(Data records):
=-=-=

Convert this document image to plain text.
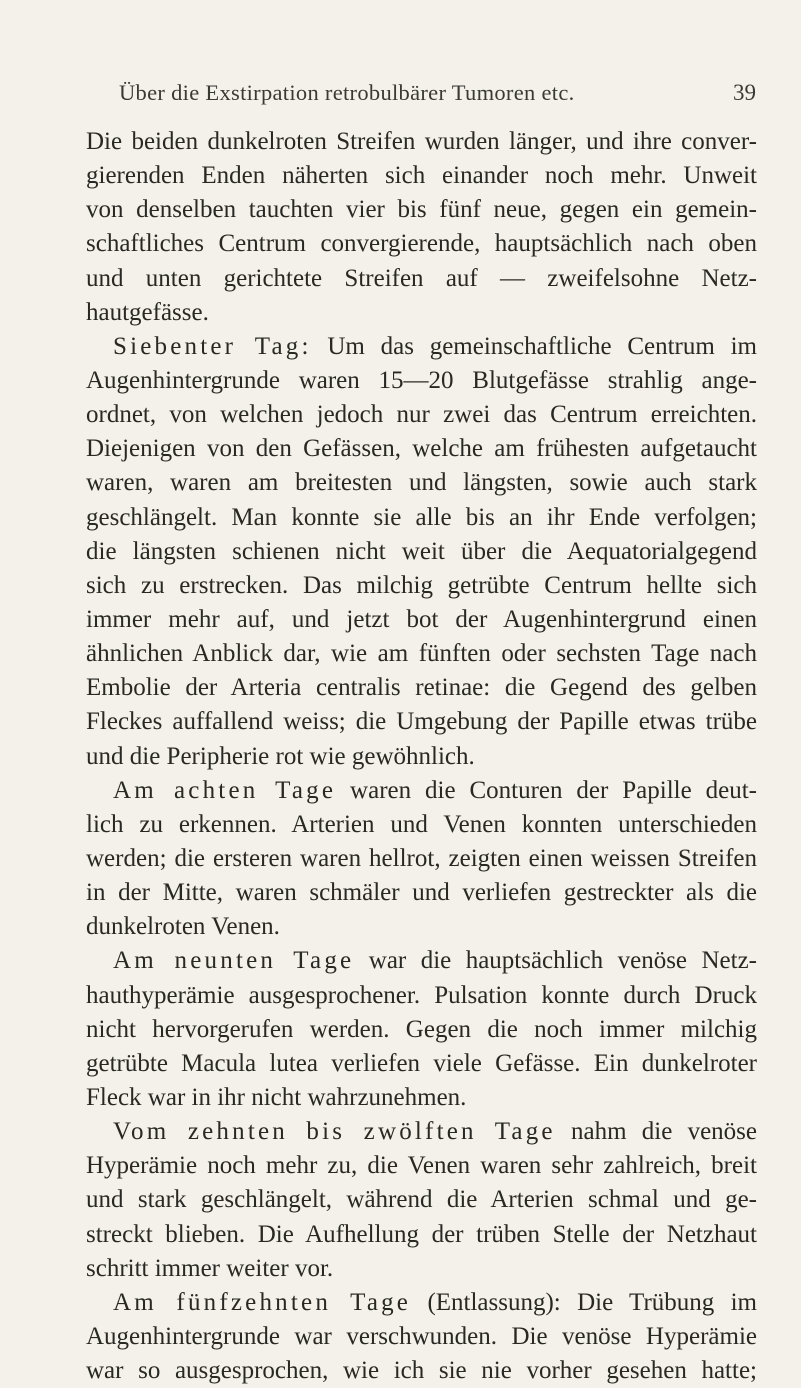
Über die Exstirpation retrobulbärer Tumoren etc.	39
Die beiden dunkelroten Streifen wurden länger, und ihre conver-
gierenden Enden näherten sich einander noch mehr. Unweit
von denselben tauchten vier bis fünf neue, gegen ein gemein-
schaftliches Centrum convergierende, hauptsächlich nach oben
und unten gerichtete Streifen auf — zweifelsohne Netz-
hautgefässe.
Siebenter Tag: Um das gemeinschaftliche Centrum im
Augenhintergrunde waren 15—20 Blutgefässe strahlig ange-
ordnet, von welchen jedoch nur zwei das Centrum erreichten.
Diejenigen von den Gefässen, welche am frühesten aufgetaucht
waren, waren am breitesten und längsten, sowie auch stark
geschlängelt. Man konnte sie alle bis an ihr Ende verfolgen;
die längsten schienen nicht weit über die Aequatorialgegend
sich zu erstrecken. Das milchig getrübte Centrum hellte sich
immer mehr auf, und jetzt bot der Augenhintergrund einen
ähnlichen Anblick dar, wie am fünften oder sechsten Tage nach
Embolie der Arteria centralis retinae: die Gegend des gelben
Fleckes auffallend weiss; die Umgebung der Papille etwas trübe
und die Peripherie rot wie gewöhnlich.
Am achten Tage waren die Conturen der Papille deut-
lich zu erkennen. Arterien und Venen konnten unterschieden
werden; die ersteren waren hellrot, zeigten einen weissen Streifen
in der Mitte, waren schmäler und verliefen gestreckter als die
dunkelroten Venen.
Am neunten Tage war die hauptsächlich venöse Netz-
hauthyperämie ausgesprochener. Pulsation konnte durch Druck
nicht hervorgerufen werden. Gegen die noch immer milchig
getrübte Macula lutea verliefen viele Gefässe. Ein dunkelroter
Fleck war in ihr nicht wahrzunehmen.
Vom zehnten bis zwölften Tage nahm die venöse
Hyperämie noch mehr zu, die Venen waren sehr zahlreich, breit
und stark geschlängelt, während die Arterien schmal und ge-
streckt blieben. Die Aufhellung der trüben Stelle der Netzhaut
schritt immer weiter vor.
Am fünfzehnten Tage (Entlassung): Die Trübung im
Augenhintergrunde war verschwunden. Die venöse Hyperämie
war so ausgesprochen, wie ich sie nie vorher gesehen hatte;
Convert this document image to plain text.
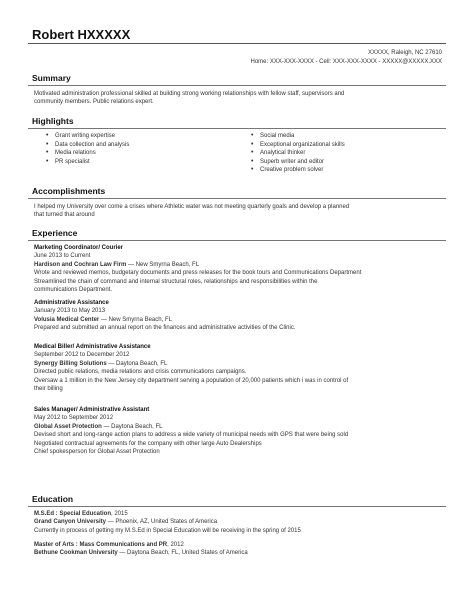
Robert HXXXXX
XXXXX, Raleigh, NC 27610
Home: XXX-XXX-XXXX - Cell: XXX-XXX-XXXX - XXXXX@XXXXX.XXX
Summary
Motivated administration professional skilled at building strong working relationships with fellow staff, supervisors and
community members. Public relations expert.
Highlights
• Grant writing expertise
• Data collection and analysis
• Media relations
• PR specialist
• Social media
• Exceptional organizational skills
• Analytical thinker
• Superb writer and editor
• Creative problem solver
Accomplishments
I helped my University over come a crises where Athletic water was not meeting quarterly goals and develop a planned
that turned that around
Experience
Marketing Coordinator/ Courier
June 2013 to Current
Hardison and Cochran Law Firm — New Smyrna Beach, FL
Wrote and reviewed memos, budgetary documents and press releases for the book tours and Communications Department
Streamlined the chain of command and internal structural roles, relationships and responsibilities within the
communications Department.
Administrative Assistance
January 2013 to May 2013
Volusia Medical Center — New Smyrna Beach, FL
Prepared and submitted an annual report on the finances and administrative activities of the Clinic.
Medical Biller/ Administrative Assistance
September 2012 to December 2012
Synergy Billing Solutions — Daytona Beach, FL
Directed public relations, media relations and crisis communications campaigns.
Oversaw a 1 million in the New Jersey city department serving a population of 20,000 patients which i was in control of
their billing
Sales Manager/ Administrative Assistant
May 2012 to September 2012
Global Asset Protection — Daytona Beach, FL
Devised short and long-range action plans to address a wide variety of municipal needs with GPS that were being sold
Negotiated contractual agreements for the company with other large Auto Dealerships
Chief spokesperson for Global Asset Protection
Education
M.S.Ed : Special Education, 2015
Grand Canyon University — Phoenix, AZ, United States of America
Currently in process of getting my M.S.Ed in Special Education will be receiving in the spring of 2015
Master of Arts : Mass Communications and PR, 2012
Bethune Cookman University — Daytona Beach, FL, United States of America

=-=-=

(Goal of the exercise): A faithful copy of every record is required, with no pictures included.

(Exercise solution):
Convert this document image to plain text.
Über die Exstirpation retrobulbärer Tumoren etc.	39
Die beiden dunkelroten Streifen wurden länger, und ihre conver-
gierenden Enden näherten sich einander noch mehr. Unweit
von denselben tauchten vier bis fünf neue, gegen ein gemein-
schaftliches Centrum convergierende, hauptsächlich nach oben
und unten gerichtete Streifen auf — zweifelsohne Netz-
hautgefässe.
Siebenter Tag: Um das gemeinschaftliche Centrum im
Augenhintergrunde waren 15—20 Blutgefässe strahlig ange-
ordnet, von welchen jedoch nur zwei das Centrum erreichten.
Diejenigen von den Gefässen, welche am frühesten aufgetaucht
waren, waren am breitesten und längsten, sowie auch stark
geschlängelt. Man konnte sie alle bis an ihr Ende verfolgen;
die längsten schienen nicht weit über die Aequatorialgegend
sich zu erstrecken. Das milchig getrübte Centrum hellte sich
immer mehr auf, und jetzt bot der Augenhintergrund einen
ähnlichen Anblick dar, wie am fünften oder sechsten Tage nach
Embolie der Arteria centralis retinae: die Gegend des gelben
Fleckes auffallend weiss; die Umgebung der Papille etwas trübe
und die Peripherie rot wie gewöhnlich.
Am achten Tage waren die Conturen der Papille deut-
lich zu erkennen. Arterien und Venen konnten unterschieden
werden; die ersteren waren hellrot, zeigten einen weissen Streifen
in der Mitte, waren schmäler und verliefen gestreckter als die
dunkelroten Venen.
Am neunten Tage war die hauptsächlich venöse Netz-
hauthyperämie ausgesprochener. Pulsation konnte durch Druck
nicht hervorgerufen werden. Gegen die noch immer milchig
getrübte Macula lutea verliefen viele Gefässe. Ein dunkelroter
Fleck war in ihr nicht wahrzunehmen.
Vom zehnten bis zwölften Tage nahm die venöse
Hyperämie noch mehr zu, die Venen waren sehr zahlreich, breit
und stark geschlängelt, während die Arterien schmal und ge-
streckt blieben. Die Aufhellung der trüben Stelle der Netzhaut
schritt immer weiter vor.
Am fünfzehnten Tage (Entlassung): Die Trübung im
Augenhintergrunde war verschwunden. Die venöse Hyperämie
war so ausgesprochen, wie ich sie nie vorher gesehen hatte;
Convert this document image to plain text.
Robert HXXXXX
XXXXX, Raleigh, NC 27610
Home: XXX-XXX-XXXX - Cell: XXX-XXX-XXXX - XXXXX@XXXXX.XXX
Summary
Motivated administration professional skilled at building strong working relationships with fellow staff, supervisors and
community members. Public relations expert.
Highlights
• Grant writing expertise
• Data collection and analysis
• Media relations
• PR specialist
• Social media
• Exceptional organizational skills
• Analytical thinker
• Superb writer and editor
• Creative problem solver
Accomplishments
I helped my University over come a crises where Athletic water was not meeting quarterly goals and develop a planned
that turned that around
Experience
Marketing Coordinator/ Courier
June 2013 to Current
Hardison and Cochran Law Firm — New Smyrna Beach, FL
Wrote and reviewed memos, budgetary documents and press releases for the book tours and Communications Department
Streamlined the chain of command and internal structural roles, relationships and responsibilities within the
communications Department.
Administrative Assistance
January 2013 to May 2013
Volusia Medical Center — New Smyrna Beach, FL
Prepared and submitted an annual report on the finances and administrative activities of the Clinic.
Medical Biller/ Administrative Assistance
September 2012 to December 2012
Synergy Billing Solutions — Daytona Beach, FL
Directed public relations, media relations and crisis communications campaigns.
Oversaw a 1 million in the New Jersey city department serving a population of 20,000 patients which i was in control of
their billing
Sales Manager/ Administrative Assistant
May 2012 to September 2012
Global Asset Protection — Daytona Beach, FL
Devised short and long-range action plans to address a wide variety of municipal needs with GPS that were being sold
Negotiated contractual agreements for the company with other large Auto Dealerships
Chief spokesperson for Global Asset Protection
Education
M.S.Ed : Special Education, 2015
Grand Canyon University — Phoenix, AZ, United States of America
Currently in process of getting my M.S.Ed in Special Education will be receiving in the spring of 2015
Master of Arts : Mass Communications and PR, 2012
Bethune Cookman University — Daytona Beach, FL, United States of America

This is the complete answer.